» TASK BRIEF: Please output, unchanged, the stretch of lines from the first one through the line containing "schedule-today-title[interactable]: Rozvrh dnes", including both ends.

Layout annotation data:
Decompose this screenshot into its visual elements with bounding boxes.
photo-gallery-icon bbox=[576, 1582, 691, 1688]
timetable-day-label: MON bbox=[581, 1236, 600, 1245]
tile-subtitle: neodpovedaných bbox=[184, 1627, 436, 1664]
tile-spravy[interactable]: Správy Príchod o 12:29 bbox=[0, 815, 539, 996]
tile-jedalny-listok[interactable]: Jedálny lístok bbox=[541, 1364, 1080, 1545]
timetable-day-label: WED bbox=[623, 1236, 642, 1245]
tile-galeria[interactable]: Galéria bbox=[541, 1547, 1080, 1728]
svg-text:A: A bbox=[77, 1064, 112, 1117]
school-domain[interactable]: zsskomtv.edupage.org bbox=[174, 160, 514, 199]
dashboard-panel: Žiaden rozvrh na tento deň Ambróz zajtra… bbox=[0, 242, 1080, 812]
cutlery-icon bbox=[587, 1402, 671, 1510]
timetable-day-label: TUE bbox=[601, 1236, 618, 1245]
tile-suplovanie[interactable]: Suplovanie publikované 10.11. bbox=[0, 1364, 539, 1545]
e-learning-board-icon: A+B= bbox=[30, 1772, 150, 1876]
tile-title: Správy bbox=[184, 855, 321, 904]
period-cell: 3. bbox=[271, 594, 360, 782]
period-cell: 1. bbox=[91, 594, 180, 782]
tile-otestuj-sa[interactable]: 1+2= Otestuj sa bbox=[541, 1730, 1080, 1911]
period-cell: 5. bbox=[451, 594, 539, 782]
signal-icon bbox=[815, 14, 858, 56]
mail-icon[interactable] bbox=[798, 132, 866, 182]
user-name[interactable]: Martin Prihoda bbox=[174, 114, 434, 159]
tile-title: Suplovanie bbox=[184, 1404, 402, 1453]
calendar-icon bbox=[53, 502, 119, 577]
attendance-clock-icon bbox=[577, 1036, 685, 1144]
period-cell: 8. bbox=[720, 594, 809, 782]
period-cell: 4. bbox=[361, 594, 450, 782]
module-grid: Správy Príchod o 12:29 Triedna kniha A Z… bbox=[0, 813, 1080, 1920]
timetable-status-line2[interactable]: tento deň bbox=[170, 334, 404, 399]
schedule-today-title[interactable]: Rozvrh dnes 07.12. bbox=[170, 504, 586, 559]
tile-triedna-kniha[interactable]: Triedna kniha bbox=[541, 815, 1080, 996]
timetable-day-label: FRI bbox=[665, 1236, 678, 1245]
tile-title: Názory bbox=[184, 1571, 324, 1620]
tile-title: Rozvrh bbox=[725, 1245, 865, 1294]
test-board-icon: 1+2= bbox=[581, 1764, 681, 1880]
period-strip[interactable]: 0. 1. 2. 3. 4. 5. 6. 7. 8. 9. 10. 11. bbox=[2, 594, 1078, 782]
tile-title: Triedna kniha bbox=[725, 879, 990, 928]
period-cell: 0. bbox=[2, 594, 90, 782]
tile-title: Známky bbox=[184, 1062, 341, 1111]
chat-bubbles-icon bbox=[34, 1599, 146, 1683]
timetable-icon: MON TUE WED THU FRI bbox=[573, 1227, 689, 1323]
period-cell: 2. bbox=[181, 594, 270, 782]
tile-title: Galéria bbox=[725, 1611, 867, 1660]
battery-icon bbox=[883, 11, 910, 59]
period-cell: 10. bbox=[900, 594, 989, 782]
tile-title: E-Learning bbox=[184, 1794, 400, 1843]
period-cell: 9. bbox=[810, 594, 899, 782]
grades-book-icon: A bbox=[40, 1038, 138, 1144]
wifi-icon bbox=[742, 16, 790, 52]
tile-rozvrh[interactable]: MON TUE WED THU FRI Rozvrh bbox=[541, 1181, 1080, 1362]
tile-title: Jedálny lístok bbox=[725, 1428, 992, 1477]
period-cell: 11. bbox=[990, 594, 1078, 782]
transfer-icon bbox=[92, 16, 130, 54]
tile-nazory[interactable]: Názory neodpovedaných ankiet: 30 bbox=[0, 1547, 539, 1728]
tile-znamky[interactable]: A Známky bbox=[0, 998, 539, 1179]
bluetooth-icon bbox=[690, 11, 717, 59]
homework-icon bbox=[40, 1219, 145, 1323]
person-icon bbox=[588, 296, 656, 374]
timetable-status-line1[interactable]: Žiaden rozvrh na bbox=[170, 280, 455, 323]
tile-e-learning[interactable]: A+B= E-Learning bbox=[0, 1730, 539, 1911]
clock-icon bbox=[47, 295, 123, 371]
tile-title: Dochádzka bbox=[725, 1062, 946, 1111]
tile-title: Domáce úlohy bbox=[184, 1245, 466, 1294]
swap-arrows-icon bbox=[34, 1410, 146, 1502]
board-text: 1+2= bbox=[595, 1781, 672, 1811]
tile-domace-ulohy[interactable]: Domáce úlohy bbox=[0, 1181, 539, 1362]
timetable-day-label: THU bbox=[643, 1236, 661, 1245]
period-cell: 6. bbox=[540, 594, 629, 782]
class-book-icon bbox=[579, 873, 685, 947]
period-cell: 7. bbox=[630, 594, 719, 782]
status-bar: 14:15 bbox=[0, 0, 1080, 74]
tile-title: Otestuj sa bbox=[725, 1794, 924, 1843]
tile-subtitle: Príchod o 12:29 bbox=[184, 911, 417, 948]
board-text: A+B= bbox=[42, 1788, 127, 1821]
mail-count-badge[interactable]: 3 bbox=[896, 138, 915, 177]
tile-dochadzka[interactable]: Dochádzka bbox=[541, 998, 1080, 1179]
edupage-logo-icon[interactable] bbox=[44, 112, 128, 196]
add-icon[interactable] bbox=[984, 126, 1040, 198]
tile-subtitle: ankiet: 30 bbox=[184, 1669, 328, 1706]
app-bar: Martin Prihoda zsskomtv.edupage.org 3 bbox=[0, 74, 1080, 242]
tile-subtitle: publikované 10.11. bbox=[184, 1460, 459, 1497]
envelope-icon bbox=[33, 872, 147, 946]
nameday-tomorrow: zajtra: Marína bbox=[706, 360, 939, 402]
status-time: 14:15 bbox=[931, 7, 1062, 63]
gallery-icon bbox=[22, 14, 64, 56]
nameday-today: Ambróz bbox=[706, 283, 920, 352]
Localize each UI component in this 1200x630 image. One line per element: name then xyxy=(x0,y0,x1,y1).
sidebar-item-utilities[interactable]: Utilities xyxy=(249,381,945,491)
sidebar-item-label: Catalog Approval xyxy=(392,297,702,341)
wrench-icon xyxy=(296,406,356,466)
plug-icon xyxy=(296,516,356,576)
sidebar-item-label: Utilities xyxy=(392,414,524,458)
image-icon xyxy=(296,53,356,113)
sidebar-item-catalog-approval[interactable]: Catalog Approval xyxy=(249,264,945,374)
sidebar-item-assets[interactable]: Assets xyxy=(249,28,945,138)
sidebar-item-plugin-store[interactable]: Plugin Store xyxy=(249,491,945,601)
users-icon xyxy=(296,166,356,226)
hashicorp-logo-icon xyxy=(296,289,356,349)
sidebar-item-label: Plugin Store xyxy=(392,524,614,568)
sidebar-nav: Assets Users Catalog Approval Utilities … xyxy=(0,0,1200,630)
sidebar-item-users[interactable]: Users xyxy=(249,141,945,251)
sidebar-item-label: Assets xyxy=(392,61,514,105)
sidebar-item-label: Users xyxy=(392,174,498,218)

» RESULT BELOW:
Decompose this screenshot into its visual elements with bounding boxes.
photo-gallery-icon bbox=[576, 1582, 691, 1688]
timetable-day-label: MON bbox=[581, 1236, 600, 1245]
tile-subtitle: neodpovedaných bbox=[184, 1627, 436, 1664]
tile-spravy[interactable]: Správy Príchod o 12:29 bbox=[0, 815, 539, 996]
tile-jedalny-listok[interactable]: Jedálny lístok bbox=[541, 1364, 1080, 1545]
timetable-day-label: WED bbox=[623, 1236, 642, 1245]
tile-galeria[interactable]: Galéria bbox=[541, 1547, 1080, 1728]
svg-text:A: A bbox=[77, 1064, 112, 1117]
school-domain[interactable]: zsskomtv.edupage.org bbox=[174, 160, 514, 199]
dashboard-panel: Žiaden rozvrh na tento deň Ambróz zajtra… bbox=[0, 242, 1080, 812]
cutlery-icon bbox=[587, 1402, 671, 1510]
timetable-day-label: TUE bbox=[601, 1236, 618, 1245]
tile-suplovanie[interactable]: Suplovanie publikované 10.11. bbox=[0, 1364, 539, 1545]
e-learning-board-icon: A+B= bbox=[30, 1772, 150, 1876]
tile-title: Správy bbox=[184, 855, 321, 904]
period-cell: 3. bbox=[271, 594, 360, 782]
period-cell: 1. bbox=[91, 594, 180, 782]
tile-otestuj-sa[interactable]: 1+2= Otestuj sa bbox=[541, 1730, 1080, 1911]
period-cell: 5. bbox=[451, 594, 539, 782]
signal-icon bbox=[815, 14, 858, 56]
mail-icon[interactable] bbox=[798, 132, 866, 182]
user-name[interactable]: Martin Prihoda bbox=[174, 114, 434, 159]
tile-title: Suplovanie bbox=[184, 1404, 402, 1453]
calendar-icon bbox=[53, 502, 119, 577]
attendance-clock-icon bbox=[577, 1036, 685, 1144]
period-cell: 8. bbox=[720, 594, 809, 782]
period-cell: 4. bbox=[361, 594, 450, 782]
module-grid: Správy Príchod o 12:29 Triedna kniha A Z… bbox=[0, 813, 1080, 1920]
timetable-status-line2[interactable]: tento deň bbox=[170, 334, 404, 399]
schedule-today-title[interactable]: Rozvrh dnes 07.12. bbox=[170, 504, 586, 559]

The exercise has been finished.